GOAL -
Restate, word for word, all of the material shown below.

Stored items from a collection:

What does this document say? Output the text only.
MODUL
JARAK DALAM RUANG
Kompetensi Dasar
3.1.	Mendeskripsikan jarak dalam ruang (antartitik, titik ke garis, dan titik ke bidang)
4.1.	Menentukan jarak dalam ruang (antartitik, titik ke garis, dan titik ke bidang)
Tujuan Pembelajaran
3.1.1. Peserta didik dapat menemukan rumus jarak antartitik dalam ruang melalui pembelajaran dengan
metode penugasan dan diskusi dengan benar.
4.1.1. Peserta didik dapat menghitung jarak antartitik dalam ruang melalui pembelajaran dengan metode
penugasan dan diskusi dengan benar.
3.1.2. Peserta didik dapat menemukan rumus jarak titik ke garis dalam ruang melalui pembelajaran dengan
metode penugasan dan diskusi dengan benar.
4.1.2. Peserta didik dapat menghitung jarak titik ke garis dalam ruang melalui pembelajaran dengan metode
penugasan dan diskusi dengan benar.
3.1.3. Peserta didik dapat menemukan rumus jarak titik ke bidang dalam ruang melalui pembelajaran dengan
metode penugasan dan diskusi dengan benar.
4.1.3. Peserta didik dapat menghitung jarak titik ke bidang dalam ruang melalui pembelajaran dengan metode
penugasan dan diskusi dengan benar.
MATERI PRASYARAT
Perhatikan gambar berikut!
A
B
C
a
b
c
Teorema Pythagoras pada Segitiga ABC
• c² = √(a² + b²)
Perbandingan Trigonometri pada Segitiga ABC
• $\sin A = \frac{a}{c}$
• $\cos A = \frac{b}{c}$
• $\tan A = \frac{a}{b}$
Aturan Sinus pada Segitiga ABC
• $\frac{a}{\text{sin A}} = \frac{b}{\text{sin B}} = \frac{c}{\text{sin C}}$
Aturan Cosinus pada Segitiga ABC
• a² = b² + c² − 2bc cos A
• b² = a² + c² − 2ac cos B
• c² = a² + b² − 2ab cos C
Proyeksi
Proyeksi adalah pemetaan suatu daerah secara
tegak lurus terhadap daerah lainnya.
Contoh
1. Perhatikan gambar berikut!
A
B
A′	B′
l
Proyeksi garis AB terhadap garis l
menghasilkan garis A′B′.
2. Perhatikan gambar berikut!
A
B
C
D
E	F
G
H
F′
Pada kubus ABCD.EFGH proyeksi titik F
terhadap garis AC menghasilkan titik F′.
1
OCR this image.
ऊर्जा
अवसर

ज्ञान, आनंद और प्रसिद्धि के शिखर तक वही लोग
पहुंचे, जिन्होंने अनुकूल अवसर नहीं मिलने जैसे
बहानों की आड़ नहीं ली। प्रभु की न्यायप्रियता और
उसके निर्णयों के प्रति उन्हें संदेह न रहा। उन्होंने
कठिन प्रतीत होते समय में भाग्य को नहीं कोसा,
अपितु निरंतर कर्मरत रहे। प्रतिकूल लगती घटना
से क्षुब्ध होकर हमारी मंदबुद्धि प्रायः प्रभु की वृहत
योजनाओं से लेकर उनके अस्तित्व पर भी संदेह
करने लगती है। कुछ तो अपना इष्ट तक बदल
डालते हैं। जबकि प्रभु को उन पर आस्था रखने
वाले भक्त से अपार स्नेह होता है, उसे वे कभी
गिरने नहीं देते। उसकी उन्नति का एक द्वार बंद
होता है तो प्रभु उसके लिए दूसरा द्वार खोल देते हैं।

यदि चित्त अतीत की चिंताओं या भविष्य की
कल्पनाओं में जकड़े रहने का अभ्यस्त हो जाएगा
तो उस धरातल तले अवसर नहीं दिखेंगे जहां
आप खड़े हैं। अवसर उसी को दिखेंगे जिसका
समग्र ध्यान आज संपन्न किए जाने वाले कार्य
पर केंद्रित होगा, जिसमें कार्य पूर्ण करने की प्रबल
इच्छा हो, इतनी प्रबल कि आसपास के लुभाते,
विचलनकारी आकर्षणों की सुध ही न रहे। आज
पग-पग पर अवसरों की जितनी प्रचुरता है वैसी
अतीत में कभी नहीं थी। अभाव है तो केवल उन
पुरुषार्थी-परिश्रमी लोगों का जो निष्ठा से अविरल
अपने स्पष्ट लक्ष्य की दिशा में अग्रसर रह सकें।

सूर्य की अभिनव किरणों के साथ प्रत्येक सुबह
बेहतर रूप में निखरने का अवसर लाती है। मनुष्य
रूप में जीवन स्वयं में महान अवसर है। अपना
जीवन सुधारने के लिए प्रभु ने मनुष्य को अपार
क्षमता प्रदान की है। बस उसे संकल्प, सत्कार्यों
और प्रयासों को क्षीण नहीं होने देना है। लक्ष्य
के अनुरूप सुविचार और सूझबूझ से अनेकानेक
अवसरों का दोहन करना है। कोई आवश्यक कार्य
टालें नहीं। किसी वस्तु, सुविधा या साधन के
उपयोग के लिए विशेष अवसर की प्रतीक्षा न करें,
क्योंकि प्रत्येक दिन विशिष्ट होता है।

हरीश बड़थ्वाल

SOLUTION TO THE PROBLEM -
What does this document say? Output the text only.
MODUL
JARAK DALAM RUANG
Kompetensi Dasar
3.1.	Mendeskripsikan jarak dalam ruang (antartitik, titik ke garis, dan titik ke bidang)
4.1.	Menentukan jarak dalam ruang (antartitik, titik ke garis, dan titik ke bidang)
Tujuan Pembelajaran
3.1.1. Peserta didik dapat menemukan rumus jarak antartitik dalam ruang melalui pembelajaran dengan
metode penugasan dan diskusi dengan benar.
4.1.1. Peserta didik dapat menghitung jarak antartitik dalam ruang melalui pembelajaran dengan metode
penugasan dan diskusi dengan benar.
3.1.2. Peserta didik dapat menemukan rumus jarak titik ke garis dalam ruang melalui pembelajaran dengan
metode penugasan dan diskusi dengan benar.
4.1.2. Peserta didik dapat menghitung jarak titik ke garis dalam ruang melalui pembelajaran dengan metode
penugasan dan diskusi dengan benar.
3.1.3. Peserta didik dapat menemukan rumus jarak titik ke bidang dalam ruang melalui pembelajaran dengan
metode penugasan dan diskusi dengan benar.
4.1.3. Peserta didik dapat menghitung jarak titik ke bidang dalam ruang melalui pembelajaran dengan metode
penugasan dan diskusi dengan benar.
MATERI PRASYARAT
Perhatikan gambar berikut!
A
B
C
a
b
c
Teorema Pythagoras pada Segitiga ABC
• c² = √(a² + b²)
Perbandingan Trigonometri pada Segitiga ABC
• $\sin A = \frac{a}{c}$
• $\cos A = \frac{b}{c}$
• $\tan A = \frac{a}{b}$
Aturan Sinus pada Segitiga ABC
• $\frac{a}{\text{sin A}} = \frac{b}{\text{sin B}} = \frac{c}{\text{sin C}}$
Aturan Cosinus pada Segitiga ABC
• a² = b² + c² − 2bc cos A
• b² = a² + c² − 2ac cos B
• c² = a² + b² − 2ab cos C
Proyeksi
Proyeksi adalah pemetaan suatu daerah secara
tegak lurus terhadap daerah lainnya.
Contoh
1. Perhatikan gambar berikut!
A
B
A′	B′
l
Proyeksi garis AB terhadap garis l
menghasilkan garis A′B′.
2. Perhatikan gambar berikut!
A
B
C
D
E	F
G
H
F′
Pada kubus ABCD.EFGH proyeksi titik F
terhadap garis AC menghasilkan titik F′.
1
OCR this image.
ऊर्जा
अवसर

ज्ञान, आनंद और प्रसिद्धि के शिखर तक वही लोग
पहुंचे, जिन्होंने अनुकूल अवसर नहीं मिलने जैसे
बहानों की आड़ नहीं ली। प्रभु की न्यायप्रियता और
उसके निर्णयों के प्रति उन्हें संदेह न रहा। उन्होंने
कठिन प्रतीत होते समय में भाग्य को नहीं कोसा,
अपितु निरंतर कर्मरत रहे। प्रतिकूल लगती घटना
से क्षुब्ध होकर हमारी मंदबुद्धि प्रायः प्रभु की वृहत
योजनाओं से लेकर उनके अस्तित्व पर भी संदेह
करने लगती है। कुछ तो अपना इष्ट तक बदल
डालते हैं। जबकि प्रभु को उन पर आस्था रखने
वाले भक्त से अपार स्नेह होता है, उसे वे कभी
गिरने नहीं देते। उसकी उन्नति का एक द्वार बंद
होता है तो प्रभु उसके लिए दूसरा द्वार खोल देते हैं।

यदि चित्त अतीत की चिंताओं या भविष्य की
कल्पनाओं में जकड़े रहने का अभ्यस्त हो जाएगा
तो उस धरातल तले अवसर नहीं दिखेंगे जहां
आप खड़े हैं। अवसर उसी को दिखेंगे जिसका
समग्र ध्यान आज संपन्न किए जाने वाले कार्य
पर केंद्रित होगा, जिसमें कार्य पूर्ण करने की प्रबल
इच्छा हो, इतनी प्रबल कि आसपास के लुभाते,
विचलनकारी आकर्षणों की सुध ही न रहे। आज
पग-पग पर अवसरों की जितनी प्रचुरता है वैसी
अतीत में कभी नहीं थी। अभाव है तो केवल उन
पुरुषार्थी-परिश्रमी लोगों का जो निष्ठा से अविरल
अपने स्पष्ट लक्ष्य की दिशा में अग्रसर रह सकें।

सूर्य की अभिनव किरणों के साथ प्रत्येक सुबह
बेहतर रूप में निखरने का अवसर लाती है। मनुष्य
रूप में जीवन स्वयं में महान अवसर है। अपना
जीवन सुधारने के लिए प्रभु ने मनुष्य को अपार
क्षमता प्रदान की है। बस उसे संकल्प, सत्कार्यों
और प्रयासों को क्षीण नहीं होने देना है। लक्ष्य
के अनुरूप सुविचार और सूझबूझ से अनेकानेक
अवसरों का दोहन करना है। कोई आवश्यक कार्य
टालें नहीं। किसी वस्तु, सुविधा या साधन के
उपयोग के लिए विशेष अवसर की प्रतीक्षा न करें,
क्योंकि प्रत्येक दिन विशिष्ट होता है।

हरीश बड़थ्वाल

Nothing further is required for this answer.